■ Written exercise: Write out everything from the line containing "682, 885, 705]" down to the line containing "688, 995, 702]", both included, as a JSON list of strings with one string for each line of the data.

╭─ Records to process

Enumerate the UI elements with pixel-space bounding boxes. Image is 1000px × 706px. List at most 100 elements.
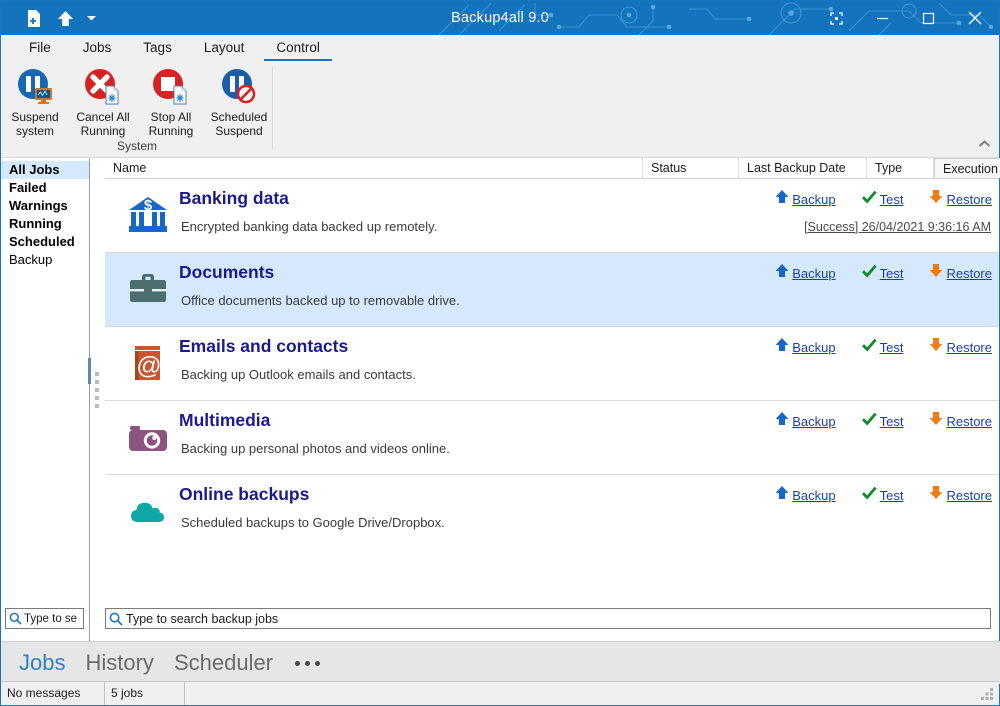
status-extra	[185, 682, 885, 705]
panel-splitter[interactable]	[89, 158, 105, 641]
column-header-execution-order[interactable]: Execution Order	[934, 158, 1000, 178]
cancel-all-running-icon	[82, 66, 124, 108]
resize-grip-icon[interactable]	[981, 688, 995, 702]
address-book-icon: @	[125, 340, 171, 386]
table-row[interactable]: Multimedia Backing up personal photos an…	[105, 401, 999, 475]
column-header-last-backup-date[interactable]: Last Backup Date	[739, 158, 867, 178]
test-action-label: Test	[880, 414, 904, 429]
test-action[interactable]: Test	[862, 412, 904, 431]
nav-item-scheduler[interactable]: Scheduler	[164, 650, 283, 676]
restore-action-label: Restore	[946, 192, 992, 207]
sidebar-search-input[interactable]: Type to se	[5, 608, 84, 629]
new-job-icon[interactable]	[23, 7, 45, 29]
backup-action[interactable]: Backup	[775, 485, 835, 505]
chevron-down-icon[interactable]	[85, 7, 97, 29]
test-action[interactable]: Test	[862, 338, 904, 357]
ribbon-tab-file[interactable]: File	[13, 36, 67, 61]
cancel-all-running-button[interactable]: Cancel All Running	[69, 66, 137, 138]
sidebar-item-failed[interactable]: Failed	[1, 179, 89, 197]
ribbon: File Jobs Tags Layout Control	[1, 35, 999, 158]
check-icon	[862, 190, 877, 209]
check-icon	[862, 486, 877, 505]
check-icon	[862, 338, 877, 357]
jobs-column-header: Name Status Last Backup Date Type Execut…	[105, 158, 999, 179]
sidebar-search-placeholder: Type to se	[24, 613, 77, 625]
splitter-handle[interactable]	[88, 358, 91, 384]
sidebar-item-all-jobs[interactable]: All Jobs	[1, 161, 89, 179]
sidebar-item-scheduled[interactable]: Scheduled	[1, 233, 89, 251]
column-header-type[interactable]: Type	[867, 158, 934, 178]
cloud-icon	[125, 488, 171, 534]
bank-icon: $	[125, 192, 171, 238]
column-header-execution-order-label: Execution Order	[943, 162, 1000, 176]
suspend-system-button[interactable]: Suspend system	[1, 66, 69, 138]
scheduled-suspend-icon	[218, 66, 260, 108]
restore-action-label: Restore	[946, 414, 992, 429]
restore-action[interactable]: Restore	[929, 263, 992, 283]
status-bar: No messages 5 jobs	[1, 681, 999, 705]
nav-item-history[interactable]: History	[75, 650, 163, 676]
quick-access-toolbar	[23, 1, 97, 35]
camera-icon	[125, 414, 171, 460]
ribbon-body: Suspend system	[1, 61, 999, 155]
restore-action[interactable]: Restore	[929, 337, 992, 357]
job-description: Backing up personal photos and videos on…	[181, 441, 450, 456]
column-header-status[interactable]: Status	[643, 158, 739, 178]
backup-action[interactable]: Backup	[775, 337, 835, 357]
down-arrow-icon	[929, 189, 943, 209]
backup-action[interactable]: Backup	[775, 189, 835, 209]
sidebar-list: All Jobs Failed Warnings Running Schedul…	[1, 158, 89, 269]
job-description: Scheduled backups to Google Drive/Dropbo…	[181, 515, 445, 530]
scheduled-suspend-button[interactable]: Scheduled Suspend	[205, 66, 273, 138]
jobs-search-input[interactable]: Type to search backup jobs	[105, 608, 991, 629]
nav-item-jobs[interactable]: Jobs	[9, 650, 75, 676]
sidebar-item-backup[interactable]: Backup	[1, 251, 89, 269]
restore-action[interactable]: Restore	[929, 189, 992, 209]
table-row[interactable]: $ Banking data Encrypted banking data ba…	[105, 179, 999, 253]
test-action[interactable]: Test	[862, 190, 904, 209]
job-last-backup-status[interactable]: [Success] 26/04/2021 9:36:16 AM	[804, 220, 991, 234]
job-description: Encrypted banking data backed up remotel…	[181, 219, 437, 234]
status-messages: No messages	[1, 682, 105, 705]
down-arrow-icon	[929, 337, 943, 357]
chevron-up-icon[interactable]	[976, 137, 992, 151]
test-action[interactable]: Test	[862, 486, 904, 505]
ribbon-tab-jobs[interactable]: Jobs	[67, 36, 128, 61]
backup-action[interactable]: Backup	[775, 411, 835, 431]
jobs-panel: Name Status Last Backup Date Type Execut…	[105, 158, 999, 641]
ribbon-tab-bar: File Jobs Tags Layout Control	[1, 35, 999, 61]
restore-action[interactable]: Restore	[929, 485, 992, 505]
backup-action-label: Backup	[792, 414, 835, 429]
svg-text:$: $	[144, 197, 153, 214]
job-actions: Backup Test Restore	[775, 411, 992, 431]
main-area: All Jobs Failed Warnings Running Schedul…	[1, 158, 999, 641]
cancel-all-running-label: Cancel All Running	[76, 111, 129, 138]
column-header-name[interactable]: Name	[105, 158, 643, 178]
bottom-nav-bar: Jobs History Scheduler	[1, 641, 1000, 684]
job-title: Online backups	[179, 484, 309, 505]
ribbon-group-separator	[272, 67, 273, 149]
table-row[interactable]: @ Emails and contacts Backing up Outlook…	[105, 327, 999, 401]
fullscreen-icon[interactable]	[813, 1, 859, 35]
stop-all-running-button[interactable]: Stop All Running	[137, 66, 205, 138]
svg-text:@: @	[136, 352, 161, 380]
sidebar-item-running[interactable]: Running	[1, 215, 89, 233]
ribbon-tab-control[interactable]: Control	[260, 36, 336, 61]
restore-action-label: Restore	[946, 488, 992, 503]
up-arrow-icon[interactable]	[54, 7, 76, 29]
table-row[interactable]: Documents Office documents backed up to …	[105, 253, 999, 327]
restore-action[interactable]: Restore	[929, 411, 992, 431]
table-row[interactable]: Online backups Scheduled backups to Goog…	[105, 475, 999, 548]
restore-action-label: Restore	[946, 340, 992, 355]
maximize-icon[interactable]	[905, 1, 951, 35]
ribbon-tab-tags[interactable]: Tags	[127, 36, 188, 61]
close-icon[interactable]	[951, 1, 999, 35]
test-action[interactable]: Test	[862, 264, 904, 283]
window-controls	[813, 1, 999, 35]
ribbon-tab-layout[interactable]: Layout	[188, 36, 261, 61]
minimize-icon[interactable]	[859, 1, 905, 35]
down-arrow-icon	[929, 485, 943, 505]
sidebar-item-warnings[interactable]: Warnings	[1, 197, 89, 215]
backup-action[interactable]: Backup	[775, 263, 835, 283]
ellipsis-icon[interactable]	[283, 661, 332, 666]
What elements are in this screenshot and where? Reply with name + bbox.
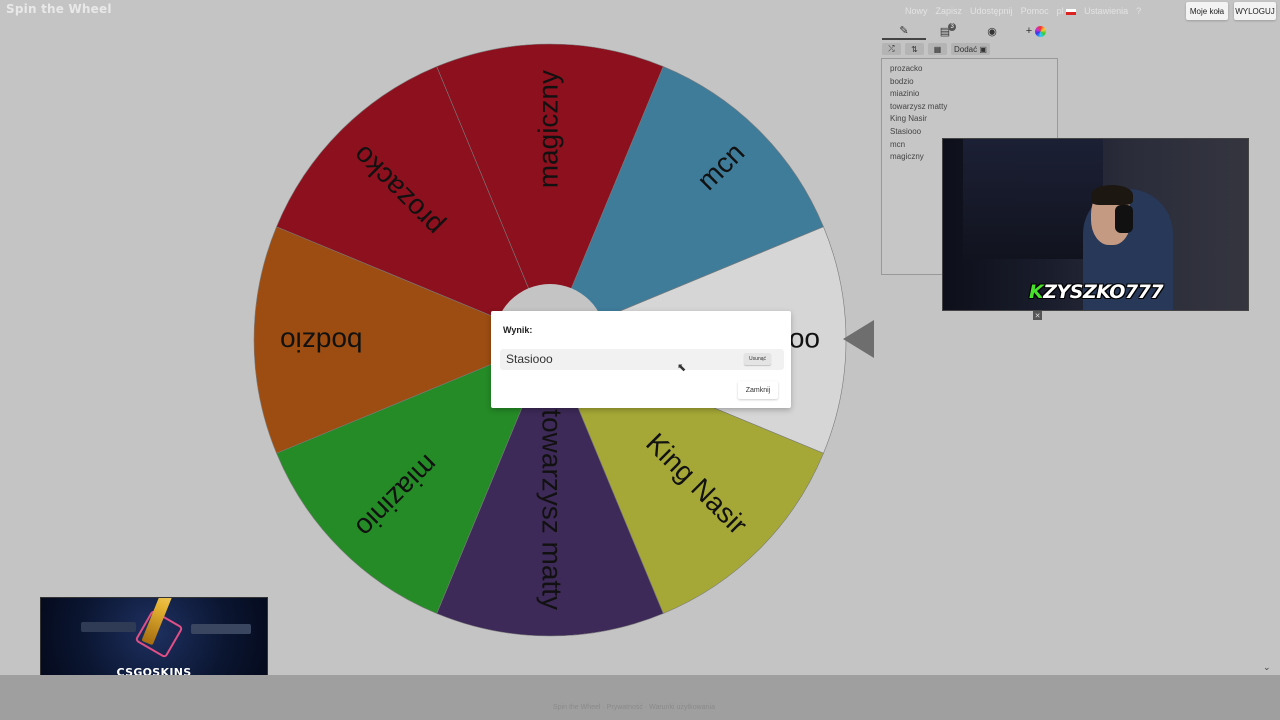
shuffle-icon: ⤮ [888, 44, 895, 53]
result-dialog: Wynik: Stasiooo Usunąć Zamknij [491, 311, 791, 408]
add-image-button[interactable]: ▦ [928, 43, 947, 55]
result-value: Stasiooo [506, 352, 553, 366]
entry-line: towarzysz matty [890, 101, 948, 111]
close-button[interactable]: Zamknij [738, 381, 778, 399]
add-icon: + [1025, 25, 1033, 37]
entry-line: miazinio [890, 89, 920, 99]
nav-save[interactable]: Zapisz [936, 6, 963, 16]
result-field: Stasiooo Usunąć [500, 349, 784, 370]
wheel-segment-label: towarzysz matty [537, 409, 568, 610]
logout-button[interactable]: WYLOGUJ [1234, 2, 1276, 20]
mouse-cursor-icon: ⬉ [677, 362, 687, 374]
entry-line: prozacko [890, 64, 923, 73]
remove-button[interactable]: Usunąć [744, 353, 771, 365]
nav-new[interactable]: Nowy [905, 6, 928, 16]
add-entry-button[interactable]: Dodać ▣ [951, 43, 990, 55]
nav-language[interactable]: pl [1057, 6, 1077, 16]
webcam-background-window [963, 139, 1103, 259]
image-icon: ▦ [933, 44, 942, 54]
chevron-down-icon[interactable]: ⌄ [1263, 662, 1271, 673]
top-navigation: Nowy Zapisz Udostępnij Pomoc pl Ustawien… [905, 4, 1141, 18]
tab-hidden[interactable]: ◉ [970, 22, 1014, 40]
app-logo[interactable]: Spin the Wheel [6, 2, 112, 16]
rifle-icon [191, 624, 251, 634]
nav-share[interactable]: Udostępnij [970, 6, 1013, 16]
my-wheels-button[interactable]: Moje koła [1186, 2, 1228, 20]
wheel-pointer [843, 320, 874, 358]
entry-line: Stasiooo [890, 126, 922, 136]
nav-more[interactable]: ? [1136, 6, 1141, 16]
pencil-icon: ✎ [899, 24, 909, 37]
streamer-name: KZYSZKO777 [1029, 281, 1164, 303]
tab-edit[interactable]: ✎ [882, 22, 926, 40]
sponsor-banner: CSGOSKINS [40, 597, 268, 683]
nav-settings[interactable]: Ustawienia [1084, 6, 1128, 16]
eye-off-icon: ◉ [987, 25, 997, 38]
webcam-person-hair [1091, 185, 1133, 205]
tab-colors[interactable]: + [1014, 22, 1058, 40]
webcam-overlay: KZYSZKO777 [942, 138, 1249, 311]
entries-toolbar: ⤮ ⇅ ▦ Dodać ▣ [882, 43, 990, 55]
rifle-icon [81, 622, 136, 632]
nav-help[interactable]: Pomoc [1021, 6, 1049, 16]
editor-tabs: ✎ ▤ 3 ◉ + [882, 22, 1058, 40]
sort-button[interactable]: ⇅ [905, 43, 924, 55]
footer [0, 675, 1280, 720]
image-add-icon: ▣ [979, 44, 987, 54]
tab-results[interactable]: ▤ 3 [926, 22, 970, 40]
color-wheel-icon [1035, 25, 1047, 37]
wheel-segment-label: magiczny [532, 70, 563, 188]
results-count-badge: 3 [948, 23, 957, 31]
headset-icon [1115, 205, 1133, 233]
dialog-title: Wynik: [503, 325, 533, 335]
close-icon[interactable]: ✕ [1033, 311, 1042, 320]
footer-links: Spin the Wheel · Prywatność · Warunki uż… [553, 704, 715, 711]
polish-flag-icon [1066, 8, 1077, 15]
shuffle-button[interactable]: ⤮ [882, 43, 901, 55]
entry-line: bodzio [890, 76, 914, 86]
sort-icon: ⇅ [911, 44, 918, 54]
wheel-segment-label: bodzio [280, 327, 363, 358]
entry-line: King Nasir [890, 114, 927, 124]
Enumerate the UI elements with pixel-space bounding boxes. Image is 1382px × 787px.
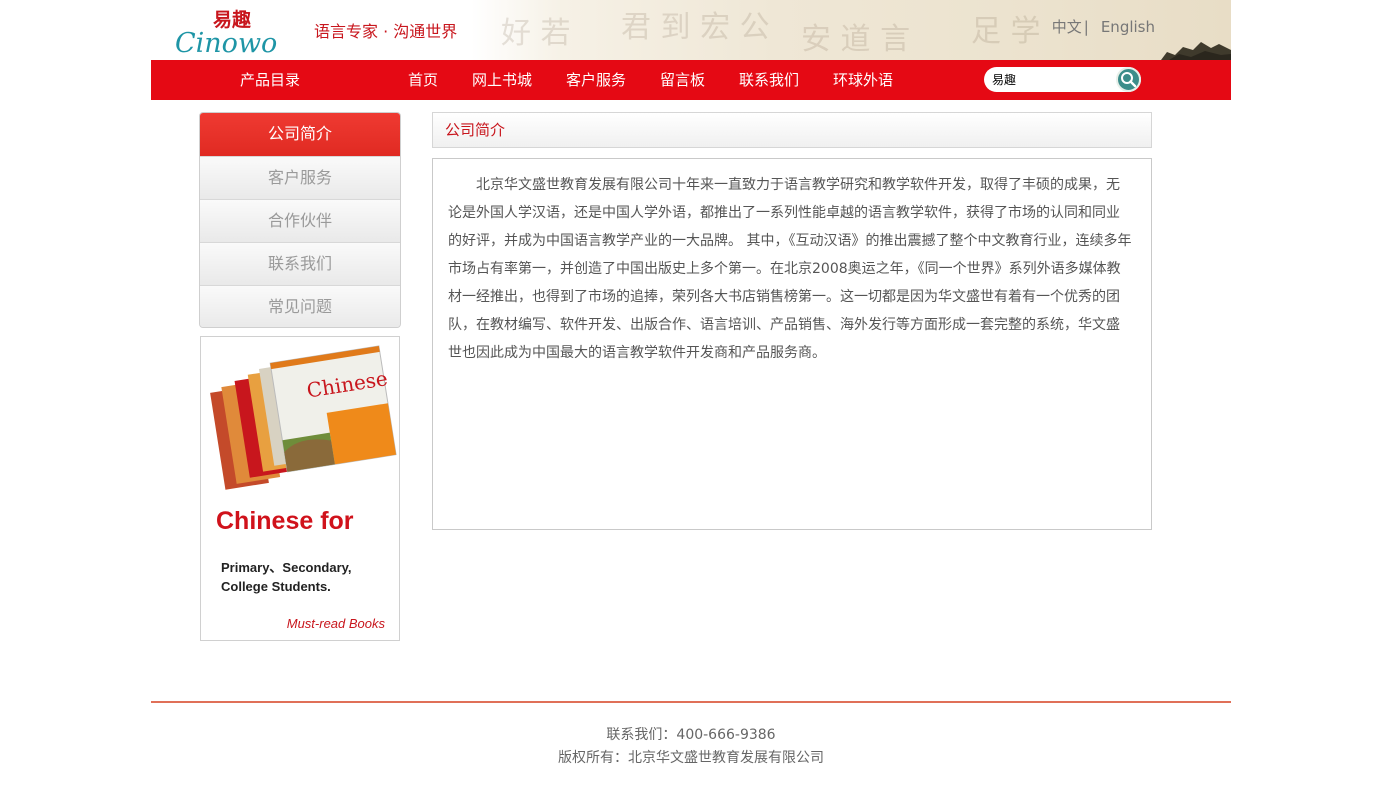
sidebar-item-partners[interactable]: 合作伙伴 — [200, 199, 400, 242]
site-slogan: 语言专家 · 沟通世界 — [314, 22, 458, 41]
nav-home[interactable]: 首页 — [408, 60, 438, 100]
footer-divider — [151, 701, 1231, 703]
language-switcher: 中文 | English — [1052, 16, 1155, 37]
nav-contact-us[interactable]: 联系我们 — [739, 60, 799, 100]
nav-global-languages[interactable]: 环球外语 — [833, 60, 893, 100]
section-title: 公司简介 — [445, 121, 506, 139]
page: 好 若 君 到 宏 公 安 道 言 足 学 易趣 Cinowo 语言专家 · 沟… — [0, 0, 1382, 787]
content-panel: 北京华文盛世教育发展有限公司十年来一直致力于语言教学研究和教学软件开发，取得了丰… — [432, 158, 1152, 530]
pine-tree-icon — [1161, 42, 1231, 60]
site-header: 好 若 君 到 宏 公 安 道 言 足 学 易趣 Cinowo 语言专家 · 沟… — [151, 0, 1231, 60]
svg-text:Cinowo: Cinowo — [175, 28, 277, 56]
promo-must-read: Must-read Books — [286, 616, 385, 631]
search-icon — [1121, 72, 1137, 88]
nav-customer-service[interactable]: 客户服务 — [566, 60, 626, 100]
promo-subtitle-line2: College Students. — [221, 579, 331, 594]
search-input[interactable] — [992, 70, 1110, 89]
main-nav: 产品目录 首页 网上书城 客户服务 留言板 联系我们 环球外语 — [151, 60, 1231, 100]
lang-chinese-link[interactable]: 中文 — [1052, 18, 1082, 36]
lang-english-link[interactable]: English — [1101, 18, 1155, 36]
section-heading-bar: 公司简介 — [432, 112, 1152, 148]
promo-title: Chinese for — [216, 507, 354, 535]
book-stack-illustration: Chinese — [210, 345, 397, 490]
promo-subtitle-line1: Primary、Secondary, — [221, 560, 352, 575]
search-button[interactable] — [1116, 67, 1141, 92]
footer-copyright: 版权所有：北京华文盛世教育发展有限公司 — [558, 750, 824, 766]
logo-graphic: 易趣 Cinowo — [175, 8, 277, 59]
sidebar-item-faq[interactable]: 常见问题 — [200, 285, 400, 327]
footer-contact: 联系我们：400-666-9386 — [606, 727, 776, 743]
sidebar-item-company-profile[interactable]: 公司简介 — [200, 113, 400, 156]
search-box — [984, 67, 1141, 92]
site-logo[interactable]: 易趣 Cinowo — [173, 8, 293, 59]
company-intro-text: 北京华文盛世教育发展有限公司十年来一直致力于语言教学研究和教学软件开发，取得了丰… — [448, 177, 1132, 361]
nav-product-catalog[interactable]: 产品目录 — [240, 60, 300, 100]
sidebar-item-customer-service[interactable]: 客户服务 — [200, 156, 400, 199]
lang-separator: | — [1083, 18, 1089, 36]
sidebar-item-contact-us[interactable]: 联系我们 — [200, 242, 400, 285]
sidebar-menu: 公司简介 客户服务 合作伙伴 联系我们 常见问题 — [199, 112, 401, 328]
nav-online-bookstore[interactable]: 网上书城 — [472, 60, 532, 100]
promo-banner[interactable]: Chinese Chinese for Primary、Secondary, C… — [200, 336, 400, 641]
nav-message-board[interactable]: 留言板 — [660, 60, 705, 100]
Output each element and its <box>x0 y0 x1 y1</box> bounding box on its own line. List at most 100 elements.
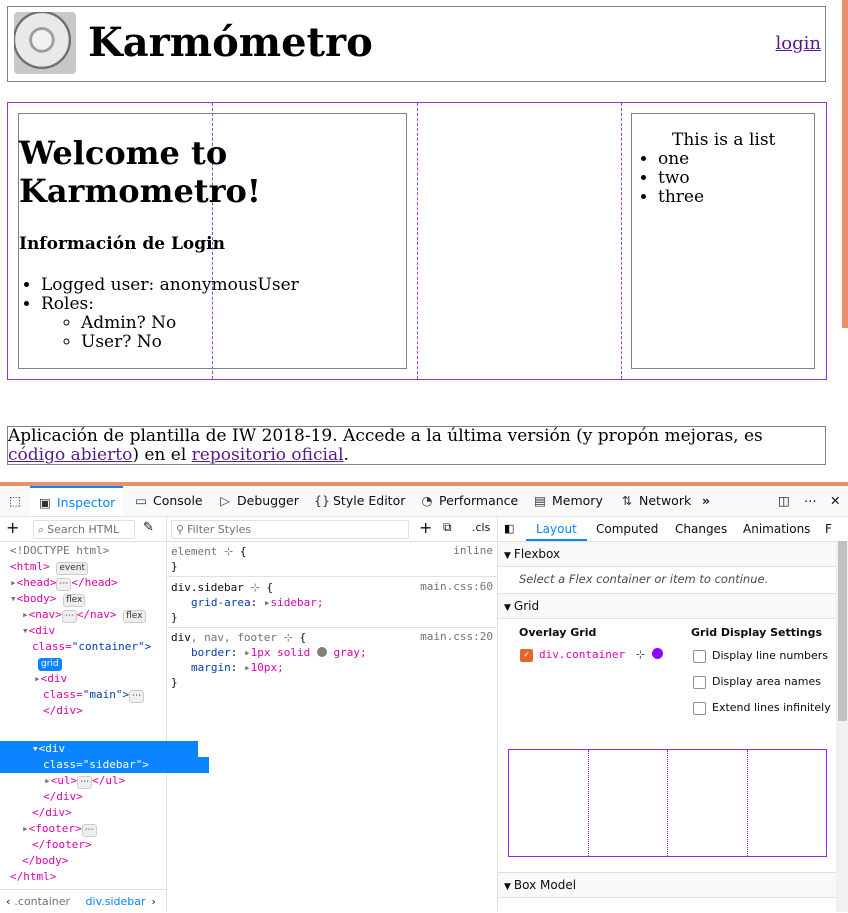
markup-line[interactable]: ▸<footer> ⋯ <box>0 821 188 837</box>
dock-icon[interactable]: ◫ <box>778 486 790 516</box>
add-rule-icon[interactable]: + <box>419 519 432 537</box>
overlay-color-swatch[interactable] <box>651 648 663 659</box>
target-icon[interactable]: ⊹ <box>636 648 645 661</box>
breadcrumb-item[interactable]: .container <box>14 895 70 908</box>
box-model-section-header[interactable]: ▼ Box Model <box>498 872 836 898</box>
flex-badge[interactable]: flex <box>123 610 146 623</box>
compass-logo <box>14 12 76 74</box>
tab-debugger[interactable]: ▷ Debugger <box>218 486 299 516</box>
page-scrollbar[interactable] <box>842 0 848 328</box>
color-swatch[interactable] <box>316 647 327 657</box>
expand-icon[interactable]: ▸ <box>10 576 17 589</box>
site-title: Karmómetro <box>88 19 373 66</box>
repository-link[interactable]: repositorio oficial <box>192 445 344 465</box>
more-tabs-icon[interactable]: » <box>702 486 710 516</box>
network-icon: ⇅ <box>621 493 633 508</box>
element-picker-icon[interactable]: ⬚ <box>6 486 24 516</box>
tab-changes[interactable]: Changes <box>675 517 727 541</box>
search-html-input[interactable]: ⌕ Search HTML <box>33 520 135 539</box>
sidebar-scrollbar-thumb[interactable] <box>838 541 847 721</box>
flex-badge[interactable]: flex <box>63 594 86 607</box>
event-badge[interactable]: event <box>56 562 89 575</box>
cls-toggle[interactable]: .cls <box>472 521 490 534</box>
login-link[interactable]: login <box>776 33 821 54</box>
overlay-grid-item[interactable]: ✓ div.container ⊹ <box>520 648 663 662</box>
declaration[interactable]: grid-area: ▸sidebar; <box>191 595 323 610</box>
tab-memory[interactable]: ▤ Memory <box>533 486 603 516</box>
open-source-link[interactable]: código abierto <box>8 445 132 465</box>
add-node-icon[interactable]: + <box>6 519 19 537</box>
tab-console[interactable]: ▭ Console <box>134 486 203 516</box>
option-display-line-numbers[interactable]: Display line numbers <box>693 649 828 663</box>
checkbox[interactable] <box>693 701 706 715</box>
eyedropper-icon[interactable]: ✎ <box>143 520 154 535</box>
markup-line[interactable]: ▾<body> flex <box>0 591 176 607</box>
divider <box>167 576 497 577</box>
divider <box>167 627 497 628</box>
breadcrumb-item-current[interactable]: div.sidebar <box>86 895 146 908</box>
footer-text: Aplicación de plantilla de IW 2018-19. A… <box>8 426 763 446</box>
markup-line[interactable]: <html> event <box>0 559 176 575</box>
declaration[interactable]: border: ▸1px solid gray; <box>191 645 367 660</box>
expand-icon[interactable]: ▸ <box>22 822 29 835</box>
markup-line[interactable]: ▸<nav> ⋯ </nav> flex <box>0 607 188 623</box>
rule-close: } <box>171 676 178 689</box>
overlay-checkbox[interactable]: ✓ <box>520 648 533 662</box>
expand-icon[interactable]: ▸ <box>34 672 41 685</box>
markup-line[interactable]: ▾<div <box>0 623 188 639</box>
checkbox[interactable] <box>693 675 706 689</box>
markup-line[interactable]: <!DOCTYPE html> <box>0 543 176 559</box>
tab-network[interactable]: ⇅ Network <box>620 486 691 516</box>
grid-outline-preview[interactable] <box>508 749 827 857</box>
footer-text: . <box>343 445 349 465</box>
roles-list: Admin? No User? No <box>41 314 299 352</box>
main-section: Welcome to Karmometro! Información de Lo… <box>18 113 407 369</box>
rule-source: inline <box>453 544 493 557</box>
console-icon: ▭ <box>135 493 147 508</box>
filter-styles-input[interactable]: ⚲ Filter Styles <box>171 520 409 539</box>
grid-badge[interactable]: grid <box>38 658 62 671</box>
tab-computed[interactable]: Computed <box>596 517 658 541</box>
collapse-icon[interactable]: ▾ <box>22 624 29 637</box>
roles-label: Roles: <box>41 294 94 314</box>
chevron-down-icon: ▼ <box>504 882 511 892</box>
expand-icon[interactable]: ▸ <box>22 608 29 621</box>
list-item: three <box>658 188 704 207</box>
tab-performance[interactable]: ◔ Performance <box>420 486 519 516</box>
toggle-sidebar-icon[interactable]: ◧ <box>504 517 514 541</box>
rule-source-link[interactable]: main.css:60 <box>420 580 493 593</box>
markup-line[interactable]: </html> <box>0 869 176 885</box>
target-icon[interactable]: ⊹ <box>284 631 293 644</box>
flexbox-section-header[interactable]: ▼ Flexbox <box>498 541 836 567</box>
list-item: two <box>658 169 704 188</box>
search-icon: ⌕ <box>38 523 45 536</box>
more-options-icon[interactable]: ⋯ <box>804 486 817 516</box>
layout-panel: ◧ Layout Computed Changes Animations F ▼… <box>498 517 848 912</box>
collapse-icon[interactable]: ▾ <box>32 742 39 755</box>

╰─

■ Result:
[
  "status-extra\t[185, 682, 885, 705]",
  "panel-splitter[interactable]\t[89, 158, 105, 641]",
  "column-header-execution-order[interactable]: Execution Order\t[934, 158, 1000, 178]",
  "cancel-all-running-icon\t[82, 66, 124, 108]",
  "resize-grip-icon[interactable]\t[981, 688, 995, 702]"
]